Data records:
◇ ◇ ◇ ◇ ◇ ◇ ◇

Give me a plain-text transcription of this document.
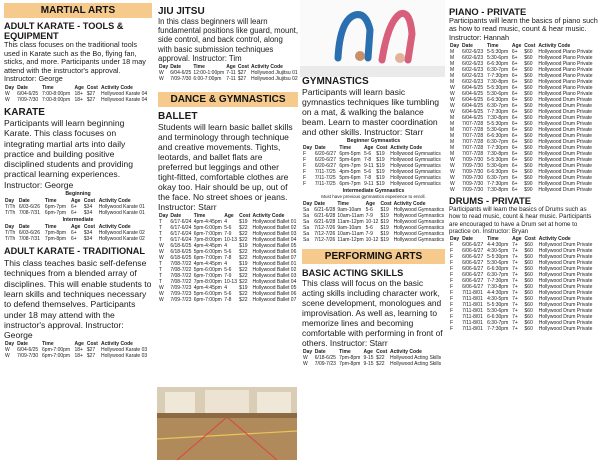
MARTIAL ARTS
ADULT KARATE - TOOLS & EQUIPMENT
This class focuses on the traditional tools used in Karate such as the Bo, flying fan, sticks, and more. Participants under 18 may attend with the instructor's approval. Instructor: George
Day	Date	Time	Age	Cost	Activity Code
W	6/04-6/25	7:00-8:00pm	18+	$27	Hollywood Karate 04
W	7/09-7/30	7:00-8:00pm	18+	$27	Hollywood Karate 04
KARATE
Participants will learn beginning Karate. This class focuses on integrating martial arts into daily practice and building positive disciplined students and providing practical learning experiences. Instructor: George
Beginning
Day	Date	Time	Age	Cost	Activity Code
T/Th	6/03-6/26	6pm-7pm	6+	$34	Hollywood Karate 01
T/Th	7/08-7/31	6pm-7pm	6+	$34	Hollywood Karate 01
Intermediate
Day	Date	Time	Age	Cost	Activity Code
T/Th	6/03-6/26	7pm-8pm	6+	$34	Hollywood Karate 02
T/Th	7/08-7/31	7pm-8pm	6+	$34	Hollywood Karate 02
ADULT KARATE - TRADITIONAL
This class teaches basic self-defense techniques from a blended array of disciplines. This will enable students to learn skills and techniques necessary to defend themselves. Participants under 18 may attend with the instructor's approval. Instructor: George
Day	Date	Time	Age	Cost	Activity Code
W	6/04-6/25	6pm-7:00pm	18+	$27	Hollywood Karate 03
W	7/09-7/30	6pm-7:00pm	18+	$27	Hollywood Karate 03
JIU JITSU
In this class beginners will learn fundamental positions like guard, mount, side control, and back control, along with basic submission techniques approval. Instructor: Tim
Day	Date	Time	Age	Cost	Activity Code
W	6/04-6/25	12:00-1:00pm	7-11	$27	Hollywood Jiujitsu 01
W	7/09-7/30	6:00-7:00pm	7-11	$27	Hollywood Jiujitsu 02
DANCE & GYMNASTICS
BALLET
Students will learn basic ballet skills and terminology through technique and creative movements. Tights, leotards, and ballet flats are preferred but leggings and other tight-fitted, comfortable clothes are okay too. Hair should be up, out of the face. No street shoes or jeans. Instructor: Starr
Day	Date	Time	Age	Cost	Activity Code
T	6/17-6/24	4pm-4:45pm	4	$19	Hollywood Ballet 01
T	6/17-6/24	5pm-6:00pm	5-6	$22	Hollywood Ballet 02
T	6/17-6/24	6pm-7:00pm	7-9	$22	Hollywood Ballet 03
T	6/17-6/24	7pm-8:00pm	10-13	$22	Hollywood Ballet 04
W	6/18-6/25	4pm-4:45pm	4	$19	Hollywood Ballet 05
W	6/18-6/25	5pm-6:00pm	5-6	$22	Hollywood Ballet 06
W	6/18-6/25	6pm-7:00pm	7-8	$22	Hollywood Ballet 07
T	7/08-7/22	4pm-4:45pm	4	$19	Hollywood Ballet 01
T	7/08-7/22	5pm-6:00pm	5-6	$22	Hollywood Ballet 02
T	7/08-7/22	6pm-7:00pm	7-9	$22	Hollywood Ballet 03
T	7/08-7/22	7pm-8:00pm	10-13	$22	Hollywood Ballet 04
W	7/09-7/23	4pm-4:45pm	4	$19	Hollywood Ballet 05
W	7/09-7/23	5pm-6:00pm	5-6	$22	Hollywood Ballet 06
W	7/09-7/23	6pm-7:00pm	7-8	$22	Hollywood Ballet 07
GYMNASTICS
Participants will learn basic gymnastics techniques like tumbling on a mat, & walking the balance beam. Learn to master coordination and other skills. Instructor: Starr
Beginner Gymnastics
Day	Date	Time	Age	Cost	Activity Code
F	6/20-6/27	6pm-5pm	5-6	$19	Hollywood Gymnastics
F	6/20-6/27	5pm-6pm	7-8	$19	Hollywood Gymnastics
F	6/20-6/27	6pm-7pm	9-11	$19	Hollywood Gymnastics
F	7/11-7/25	4pm-5pm	5-6	$19	Hollywood Gymnastics
F	7/11-7/25	5pm-6pm	7-8	$19	Hollywood Gymnastics
F	7/11-7/25	6pm-7pm	9-11	$19	Hollywood Gymnastics
Intermediate Gymnastics
Must have previous gymnastics experience to enroll.
Day	Date	Time	Age	Cost	Activity Code
Sa	6/21-6/28	9am-10am	5-6	$19	Hollywood Gymnastics
Sa	6/21-6/28	10am-11am	7-9	$19	Hollywood Gymnastics
Sa	6/21-6/28	11am-12pm	10-12	$19	Hollywood Gymnastics
Sa	7/12-7/26	9am-10am	5-6	$19	Hollywood Gymnastics
Sa	7/12-7/26	10am-11am	7-9	$19	Hollywood Gymnastics
Sa	7/12-7/26	11am-12pm	10-12	$19	Hollywood Gymnastics
PERFORMING ARTS
BASIC ACTING SKILLS
This class will focus on the basic acting skills including character work, scene development, monologues and improvisation. As well as, learning to memorize lines and becoming comfortable with performing in front of others. Instructor: Starr
Day	Date	Time	Age	Cost	Activity Code
W	6/18-6/25	7pm-8pm	9-15	$22	Hollywood Acting Skills
W	7/09-7/23	7pm-8pm	9-15	$22	Hollywood Acting Skills
PIANO - PRIVATE
Participants will learn the basics of piano such as how to read music, count & hear music. Instructor: Hannah
Day	Date	Time	Age	Cost	Activity Code
M	6/02-6/23	5-5:30pm	6+	$60	Hollywood Piano Private
M	6/02-6/23	5:30-6pm	6+	$60	Hollywood Piano Private
M	6/02-6/23	6-6:30pm	6+	$60	Hollywood Piano Private
M	6/02-6/23	6:30-7pm	6+	$60	Hollywood Piano Private
M	6/02-6/23	7-7:30pm	6+	$60	Hollywood Piano Private
M	6/02-6/23	7:30-8pm	6+	$60	Hollywood Piano Private
W	6/04-6/25	5-5:30pm	6+	$60	Hollywood Piano Private
W	6/04-6/25	5:30-6pm	6+	$60	Hollywood Piano Private
W	6/04-6/25	6-6:30pm	6+	$60	Hollywood Drum Private
W	6/04-6/25	6:30-7pm	6+	$60	Hollywood Drum Private
W	6/04-6/25	7-7:30pm	6+	$60	Hollywood Drum Private
M	6/04-6/25	7:30-8pm	6+	$60	Hollywood Drum Private
M	7/07-7/28	5-5:30pm	6+	$60	Hollywood Drum Private
M	7/07-7/28	5:30-6pm	6+	$60	Hollywood Drum Private
M	7/07-7/28	6-6:30pm	6+	$60	Hollywood Drum Private
M	7/07-7/28	6:30-7pm	6+	$60	Hollywood Drum Private
M	7/07-7/28	7-7:30pm	6+	$60	Hollywood Drum Private
M	7/07-7/28	7:30-8pm	6+	$60	Hollywood Drum Private
W	7/09-7/30	5-5:30pm	6+	$60	Hollywood Drum Private
W	7/09-7/30	5:30-6pm	6+	$60	Hollywood Drum Private
W	7/09-7/30	6-6:30pm	6+	$60	Hollywood Drum Private
W	7/09-7/30	6:30-7pm	6+	$60	Hollywood Drum Private
W	7/09-7/30	7-7:30pm	6+	$90	Hollywood Drum Private
W	7/09-7/30	7:30-8pm	6+	$90	Hollywood Drum Private
DRUMS - PRIVATE
Participants will learn the basics of Drums such as how to read music, count & hear music. Participants are encouraged to have a Drum set at home to practice on. Instructor: Bryan
Day	Date	Time	Age	Cost	Activity Code
F	6/06-6/27	4-4:30pm	7+	$60	Hollywood Drum Private
F	6/06-6/27	4:30-5pm	7+	$60	Hollywood Drum Private
F	6/06-6/27	5-5:30pm	7+	$60	Hollywood Drum Private
F	6/06-6/27	5:30-6pm	7+	$60	Hollywood Drum Private
F	6/06-6/27	6-6:30pm	7+	$60	Hollywood Drum Private
F	6/06-6/27	6:30-7pm	7+	$60	Hollywood Drum Private
F	6/06-6/27	7-7:30pm	7+	$60	Hollywood Drum Private
F	6/06-6/27	7:30-8pm	7+	$60	Hollywood Drum Private
F	7/11-8/01	4-4:30pm	7+	$60	Hollywood Drum Private
F	7/11-8/01	4:30-5pm	7+	$60	Hollywood Drum Private
F	7/11-8/01	5-5:30pm	7+	$60	Hollywood Drum Private
F	7/11-8/01	5:30-6pm	7+	$60	Hollywood Drum Private
F	7/11-8/01	6-6:30pm	7+	$60	Hollywood Drum Private
F	7/11-8/01	6:30-7pm	7+	$60	Hollywood Drum Private
F	7/11-8/01	7-7:30pm	7+	$60	Hollywood Drum Private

◇ ◇ ◇ ◇ ◇ ◇ ◇

| EXERCISE PROMPT |
Pick out the lines above that hold the string "hear" and show them.

| OUTPUT FOR THIS TASK |
Participants will learn the basics of piano such as how to read music, count & hear music. Instructor: Hannah
Participants will learn the basics of Drums such as how to read music, count & hear music. Participants are encouraged to have a Drum set at home to practice on. Instructor: Bryan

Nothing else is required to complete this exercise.